(TEXT TO READ)
_ _ _ _ _
Political and Wider Support

1) National Residential Landlords Association

A key change that the NRLA is seeking to achieve concerns building safety. The Earl of Lytton has re-tabled his amendment to introduce a Building Safety Remediation Scheme which would ensure that building safety failures are fixed, irrespective of a building’s ownership or height.  

The scheme would overcome the shortcomings of the Building Safety Act (and mitigate the issues linked to any ground ban) to fix historic safety defects via grants funded either by the developer responsible for the building works or through a levy on the construction industry where the developer is dissolved or insolvent.

Full article here: https://www.nrla.org.uk/news/here-today-not-to-stay-copy

2) Former Chief Executive of the CIOB Mr Blythe

“If this amendment went through it would change the culture of the construction and property industry in the UK and set a precedent for the rest of the world. Time for the UK to do the right thing and lead the world.”

3) Former State Premier of Victoria, Australia and Co-Chair of Cladding Taskforce Mr Baillieu

“This amendment’s going to cover off everything – not just cladding but all defects and all other costs and establish a principle that if you don’t build according to the regulations, it doesn’t matter how long ago you did it, you’ll have to pay to fix it. If that happened, that’s a massive cultural change worldwide… … We urgent every Member of the British Parliament to get behind the only comprehensive and equitable solution – the Polluter Pays amendments being advanced by the Earl of Lytton.”

4) Property Mark

“Current UK Government policy does not go far enough to support leaseholder protections which limits leaseholders by the size of buildings and the property that they own. Fundamentally, individuals who are not responsible for making buildings unsafe should not be charged with remediation costs. Proposals for a Building Safety Remediation Scheme would help lead to greater confidence in the buying and selling of property in high-rise buildings. In order to ensure that impacted property can continue to be bought, sold and rented it is vital that we have a system that holds those directly responsible to account.”

https://www.propertymark.co.uk/resource/greater-support-needed-for-leaseholders.html

5) British Property Federation “We are strongly supportive of the amendment proposed by the Rt Hon Dr Liam Fox MP  [Polluter Pays Amendment].. This is to protect individuals, avoid bankrupting companies, risking the ability of insurers and pension funds to meet their obligations, or seriously affecting charitable institutions.”
_ _ _ _ _
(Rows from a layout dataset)
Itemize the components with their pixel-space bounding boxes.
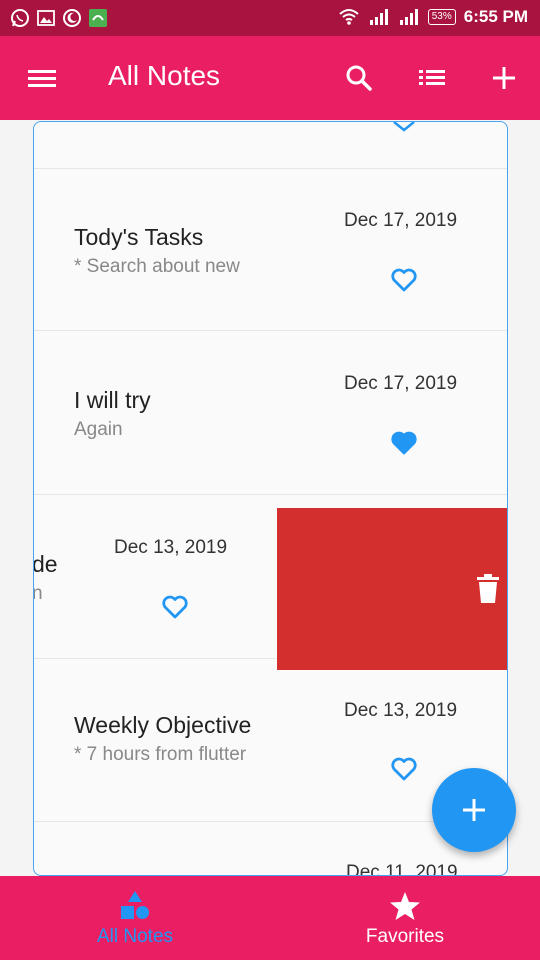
nav-label: Favorites xyxy=(365,926,445,947)
note-subtitle: * Search about new xyxy=(74,256,240,277)
status-bar: 53% 6:55 PM xyxy=(0,0,540,36)
status-time: 6:55 PM xyxy=(463,7,528,26)
list-item[interactable]: Tody's Tasks * Search about new Dec 17, … xyxy=(34,168,507,331)
list-item[interactable]: Dec 11, 2019 xyxy=(34,822,507,876)
signal-icon xyxy=(399,9,418,25)
note-subtitle: * 7 hours from flutter xyxy=(74,744,247,765)
nav-favorites[interactable]: Favorites xyxy=(270,876,540,960)
heart-filled-icon[interactable] xyxy=(389,428,419,458)
notes-list: Tody's Tasks * Search about new Dec 17, … xyxy=(33,121,508,876)
gallery-icon xyxy=(37,10,55,26)
note-date: Dec 17, 2019 xyxy=(344,373,458,394)
signal-icon xyxy=(369,9,388,25)
page-title: All Notes xyxy=(108,60,221,91)
shapes-icon xyxy=(121,891,149,919)
note-title: Tody's Tasks xyxy=(74,224,204,250)
note-title: de xyxy=(33,551,58,577)
add-note-button[interactable] xyxy=(432,768,516,852)
note-date: Dec 13, 2019 xyxy=(114,537,228,558)
battery-indicator: 53% xyxy=(427,9,456,25)
app-icon xyxy=(89,9,107,27)
star-icon xyxy=(390,892,420,920)
heart-outline-icon[interactable] xyxy=(160,592,190,622)
heart-outline-icon[interactable] xyxy=(389,265,419,295)
nav-label: All Notes xyxy=(96,926,174,947)
bottom-navigation: All Notes Favorites xyxy=(0,876,540,960)
delete-swipe-background[interactable] xyxy=(277,508,507,670)
note-subtitle: Again xyxy=(74,419,123,440)
note-date: Dec 17, 2019 xyxy=(344,210,458,231)
note-title: Weekly Objective xyxy=(74,712,252,738)
whatsapp-icon xyxy=(11,9,29,27)
search-icon[interactable] xyxy=(343,62,375,94)
wifi-icon xyxy=(339,9,359,25)
menu-icon[interactable] xyxy=(24,64,60,92)
moon-icon xyxy=(63,9,81,27)
note-date: Dec 11, 2019 xyxy=(346,862,458,876)
list-item[interactable] xyxy=(34,122,507,169)
note-date: Dec 13, 2019 xyxy=(344,700,458,721)
add-icon[interactable] xyxy=(488,62,520,94)
list-icon[interactable] xyxy=(416,62,448,94)
add-icon xyxy=(463,799,485,821)
trash-icon[interactable] xyxy=(475,574,501,604)
chevron-down-icon xyxy=(393,122,415,132)
note-subtitle: n xyxy=(33,583,43,604)
list-item[interactable]: I will try Again Dec 17, 2019 xyxy=(34,331,507,495)
nav-all-notes[interactable]: All Notes xyxy=(0,876,270,960)
heart-outline-icon[interactable] xyxy=(389,754,419,784)
app-bar: All Notes xyxy=(0,36,540,120)
note-title: I will try xyxy=(74,387,151,413)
_ _ _ _ _
(WHAT THE TASK REQUIRES) Write out, word for word, the stretch of the building safety support text from "A key change" through "dissolved or insolvent.". The listing isn't needed for any of this work.

(FINISHED ANSWER)
A key change that the NRLA is seeking to achieve concerns building safety. The Earl of Lytton has re-tabled his amendment to introduce a Building Safety Remediation Scheme which would ensure that building safety failures are fixed, irrespective of a building’s ownership or height.  

The scheme would overcome the shortcomings of the Building Safety Act (and mitigate the issues linked to any ground ban) to fix historic safety defects via grants funded either by the developer responsible for the building works or through a levy on the construction industry where the developer is dissolved or insolvent.